## Begin Records supplied

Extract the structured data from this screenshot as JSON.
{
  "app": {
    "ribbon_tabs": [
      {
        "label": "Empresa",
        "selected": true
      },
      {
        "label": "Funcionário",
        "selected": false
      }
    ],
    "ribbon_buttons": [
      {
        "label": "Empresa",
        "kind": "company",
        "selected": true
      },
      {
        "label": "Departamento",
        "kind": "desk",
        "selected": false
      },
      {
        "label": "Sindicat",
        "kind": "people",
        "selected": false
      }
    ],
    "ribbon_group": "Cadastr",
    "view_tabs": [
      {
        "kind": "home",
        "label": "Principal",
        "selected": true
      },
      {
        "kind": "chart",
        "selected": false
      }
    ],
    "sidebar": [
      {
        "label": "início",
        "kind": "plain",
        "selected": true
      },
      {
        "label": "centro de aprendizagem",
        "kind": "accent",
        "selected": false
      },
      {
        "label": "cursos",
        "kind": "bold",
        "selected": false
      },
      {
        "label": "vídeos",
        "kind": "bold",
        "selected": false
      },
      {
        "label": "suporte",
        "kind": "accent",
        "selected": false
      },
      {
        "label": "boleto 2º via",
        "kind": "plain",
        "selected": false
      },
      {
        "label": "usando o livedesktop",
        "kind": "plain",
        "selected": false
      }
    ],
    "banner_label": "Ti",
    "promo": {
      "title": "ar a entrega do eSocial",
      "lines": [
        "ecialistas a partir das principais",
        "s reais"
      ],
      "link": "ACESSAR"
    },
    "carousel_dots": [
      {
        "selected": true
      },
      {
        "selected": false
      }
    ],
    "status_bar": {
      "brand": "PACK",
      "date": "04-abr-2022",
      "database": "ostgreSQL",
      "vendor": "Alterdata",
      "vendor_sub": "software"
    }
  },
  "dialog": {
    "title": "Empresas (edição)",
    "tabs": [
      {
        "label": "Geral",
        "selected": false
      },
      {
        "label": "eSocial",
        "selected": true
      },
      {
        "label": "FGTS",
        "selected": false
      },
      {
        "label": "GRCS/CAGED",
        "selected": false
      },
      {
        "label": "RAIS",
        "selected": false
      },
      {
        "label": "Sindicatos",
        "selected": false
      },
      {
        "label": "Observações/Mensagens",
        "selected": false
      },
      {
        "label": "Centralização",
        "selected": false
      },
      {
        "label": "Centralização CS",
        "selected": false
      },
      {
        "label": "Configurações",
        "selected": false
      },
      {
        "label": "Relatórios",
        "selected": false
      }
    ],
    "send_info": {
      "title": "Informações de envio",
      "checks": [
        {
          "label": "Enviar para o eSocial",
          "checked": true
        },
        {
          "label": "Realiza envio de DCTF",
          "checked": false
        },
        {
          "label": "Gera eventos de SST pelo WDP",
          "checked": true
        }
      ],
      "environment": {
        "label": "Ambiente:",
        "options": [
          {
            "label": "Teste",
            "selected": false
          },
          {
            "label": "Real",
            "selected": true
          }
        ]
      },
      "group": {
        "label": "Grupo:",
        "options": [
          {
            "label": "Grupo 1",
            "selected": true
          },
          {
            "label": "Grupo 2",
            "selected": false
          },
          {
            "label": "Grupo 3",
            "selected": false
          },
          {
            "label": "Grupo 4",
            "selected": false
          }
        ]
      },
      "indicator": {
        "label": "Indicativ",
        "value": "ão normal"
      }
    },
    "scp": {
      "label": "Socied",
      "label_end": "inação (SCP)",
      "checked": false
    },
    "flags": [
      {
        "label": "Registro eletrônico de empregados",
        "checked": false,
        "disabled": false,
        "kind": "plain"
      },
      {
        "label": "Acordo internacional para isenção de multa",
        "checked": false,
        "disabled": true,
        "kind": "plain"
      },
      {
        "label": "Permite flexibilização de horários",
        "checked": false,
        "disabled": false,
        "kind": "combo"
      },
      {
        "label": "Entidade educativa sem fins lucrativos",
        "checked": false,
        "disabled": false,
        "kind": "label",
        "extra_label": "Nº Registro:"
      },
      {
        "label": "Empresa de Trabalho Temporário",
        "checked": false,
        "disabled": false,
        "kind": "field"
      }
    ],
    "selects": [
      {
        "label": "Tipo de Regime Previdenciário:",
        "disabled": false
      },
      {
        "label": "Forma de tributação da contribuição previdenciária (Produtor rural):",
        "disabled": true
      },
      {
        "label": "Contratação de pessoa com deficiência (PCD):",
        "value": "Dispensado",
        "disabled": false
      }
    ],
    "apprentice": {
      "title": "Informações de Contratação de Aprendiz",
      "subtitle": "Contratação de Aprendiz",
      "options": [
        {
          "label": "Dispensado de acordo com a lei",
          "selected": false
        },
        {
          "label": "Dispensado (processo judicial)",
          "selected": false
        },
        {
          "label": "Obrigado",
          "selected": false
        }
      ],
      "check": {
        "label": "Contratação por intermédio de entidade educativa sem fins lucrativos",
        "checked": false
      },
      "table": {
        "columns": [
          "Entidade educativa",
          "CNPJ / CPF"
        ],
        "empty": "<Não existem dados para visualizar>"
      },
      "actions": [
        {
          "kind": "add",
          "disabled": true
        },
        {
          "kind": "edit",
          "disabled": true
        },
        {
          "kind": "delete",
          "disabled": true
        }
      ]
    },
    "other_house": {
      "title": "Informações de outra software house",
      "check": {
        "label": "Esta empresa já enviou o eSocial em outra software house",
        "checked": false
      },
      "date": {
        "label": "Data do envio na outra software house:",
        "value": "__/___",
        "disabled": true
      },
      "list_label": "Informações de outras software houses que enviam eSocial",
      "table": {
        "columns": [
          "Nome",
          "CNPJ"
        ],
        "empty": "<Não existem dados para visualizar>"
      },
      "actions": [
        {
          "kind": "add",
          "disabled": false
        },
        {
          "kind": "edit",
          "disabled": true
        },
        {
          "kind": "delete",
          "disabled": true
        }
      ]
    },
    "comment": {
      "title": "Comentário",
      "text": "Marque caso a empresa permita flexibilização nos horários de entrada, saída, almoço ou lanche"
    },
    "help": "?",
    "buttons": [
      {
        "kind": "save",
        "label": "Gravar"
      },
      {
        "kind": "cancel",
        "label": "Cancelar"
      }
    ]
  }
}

## End Records supplied

## What is expected:
Set down each entry again, unchanged.

## Task result:
Extract the structured data from this screenshot as JSON.
{
  "app": {
    "ribbon_tabs": [
      {
        "label": "Empresa",
        "selected": true
      },
      {
        "label": "Funcionário",
        "selected": false
      }
    ],
    "ribbon_buttons": [
      {
        "label": "Empresa",
        "kind": "company",
        "selected": true
      },
      {
        "label": "Departamento",
        "kind": "desk",
        "selected": false
      },
      {
        "label": "Sindicat",
        "kind": "people",
        "selected": false
      }
    ],
    "ribbon_group": "Cadastr",
    "view_tabs": [
      {
        "kind": "home",
        "label": "Principal",
        "selected": true
      },
      {
        "kind": "chart",
        "selected": false
      }
    ],
    "sidebar": [
      {
        "label": "início",
        "kind": "plain",
        "selected": true
      },
      {
        "label": "centro de aprendizagem",
        "kind": "accent",
        "selected": false
      },
      {
        "label": "cursos",
        "kind": "bold",
        "selected": false
      },
      {
        "label": "vídeos",
        "kind": "bold",
        "selected": false
      },
      {
        "label": "suporte",
        "kind": "accent",
        "selected": false
      },
      {
        "label": "boleto 2º via",
        "kind": "plain",
        "selected": false
      },
      {
        "label": "usando o livedesktop",
        "kind": "plain",
        "selected": false
      }
    ],
    "banner_label": "Ti",
    "promo": {
      "title": "ar a entrega do eSocial",
      "lines": [
        "ecialistas a partir das principais",
        "s reais"
      ],
      "link": "ACESSAR"
    },
    "carousel_dots": [
      {
        "selected": true
      },
      {
        "selected": false
      }
    ],
    "status_bar": {
      "brand": "PACK",
      "date": "04-abr-2022",
      "database": "ostgreSQL",
      "vendor": "Alterdata",
      "vendor_sub": "software"
    }
  },
  "dialog": {
    "title": "Empresas (edição)",
    "tabs": [
      {
        "label": "Geral",
        "selected": false
      },
      {
        "label": "eSocial",
        "selected": true
      },
      {
        "label": "FGTS",
        "selected": false
      },
      {
        "label": "GRCS/CAGED",
        "selected": false
      },
      {
        "label": "RAIS",
        "selected": false
      },
      {
        "label": "Sindicatos",
        "selected": false
      },
      {
        "label": "Observações/Mensagens",
        "selected": false
      },
      {
        "label": "Centralização",
        "selected": false
      },
      {
        "label": "Centralização CS",
        "selected": false
      },
      {
        "label": "Configurações",
        "selected": false
      },
      {
        "label": "Relatórios",
        "selected": false
      }
    ],
    "send_info": {
      "title": "Informações de envio",
      "checks": [
        {
          "label": "Enviar para o eSocial",
          "checked": true
        },
        {
          "label": "Realiza envio de DCTF",
          "checked": false
        },
        {
          "label": "Gera eventos de SST pelo WDP",
          "checked": true
        }
      ],
      "environment": {
        "label": "Ambiente:",
        "options": [
          {
            "label": "Teste",
            "selected": false
          },
          {
            "label": "Real",
            "selected": true
          }
        ]
      },
      "group": {
        "label": "Grupo:",
        "options": [
          {
            "label": "Grupo 1",
            "selected": true
          },
          {
            "label": "Grupo 2",
            "selected": false
          },
          {
            "label": "Grupo 3",
            "selected": false
          },
          {
            "label": "Grupo 4",
            "selected": false
          }
        ]
      },
      "indicator": {
        "label": "Indicativ",
        "value": "ão normal"
      }
    },
    "scp": {
      "label": "Socied",
      "label_end": "inação (SCP)",
      "checked": false
    },
    "flags": [
      {
        "label": "Registro eletrônico de empregados",
        "checked": false,
        "disabled": false,
        "kind": "plain"
      },
      {
        "label": "Acordo internacional para isenção de multa",
        "checked": false,
        "disabled": true,
        "kind": "plain"
      },
      {
        "label": "Permite flexibilização de horários",
        "checked": false,
        "disabled": false,
        "kind": "combo"
      },
      {
        "label": "Entidade educativa sem fins lucrativos",
        "checked": false,
        "disabled": false,
        "kind": "label",
        "extra_label": "Nº Registro:"
      },
      {
        "label": "Empresa de Trabalho Temporário",
        "checked": false,
        "disabled": false,
        "kind": "field"
      }
    ],
    "selects": [
      {
        "label": "Tipo de Regime Previdenciário:",
        "disabled": false
      },
      {
        "label": "Forma de tributação da contribuição previdenciária (Produtor rural):",
        "disabled": true
      },
      {
        "label": "Contratação de pessoa com deficiência (PCD):",
        "value": "Dispensado",
        "disabled": false
      }
    ],
    "apprentice": {
      "title": "Informações de Contratação de Aprendiz",
      "subtitle": "Contratação de Aprendiz",
      "options": [
        {
          "label": "Dispensado de acordo com a lei",
          "selected": false
        },
        {
          "label": "Dispensado (processo judicial)",
          "selected": false
        },
        {
          "label": "Obrigado",
          "selected": false
        }
      ],
      "check": {
        "label": "Contratação por intermédio de entidade educativa sem fins lucrativos",
        "checked": false
      },
      "table": {
        "columns": [
          "Entidade educativa",
          "CNPJ / CPF"
        ],
        "empty": "<Não existem dados para visualizar>"
      },
      "actions": [
        {
          "kind": "add",
          "disabled": true
        },
        {
          "kind": "edit",
          "disabled": true
        },
        {
          "kind": "delete",
          "disabled": true
        }
      ]
    },
    "other_house": {
      "title": "Informações de outra software house",
      "check": {
        "label": "Esta empresa já enviou o eSocial em outra software house",
        "checked": false
      },
      "date": {
        "label": "Data do envio na outra software house:",
        "value": "__/___",
        "disabled": true
      },
      "list_label": "Informações de outras software houses que enviam eSocial",
      "table": {
        "columns": [
          "Nome",
          "CNPJ"
        ],
        "empty": "<Não existem dados para visualizar>"
      },
      "actions": [
        {
          "kind": "add",
          "disabled": false
        },
        {
          "kind": "edit",
          "disabled": true
        },
        {
          "kind": "delete",
          "disabled": true
        }
      ]
    },
    "comment": {
      "title": "Comentário",
      "text": "Marque caso a empresa permita flexibilização nos horários de entrada, saída, almoço ou lanche"
    },
    "help": "?",
    "buttons": [
      {
        "kind": "save",
        "label": "Gravar"
      },
      {
        "kind": "cancel",
        "label": "Cancelar"
      }
    ]
  }
}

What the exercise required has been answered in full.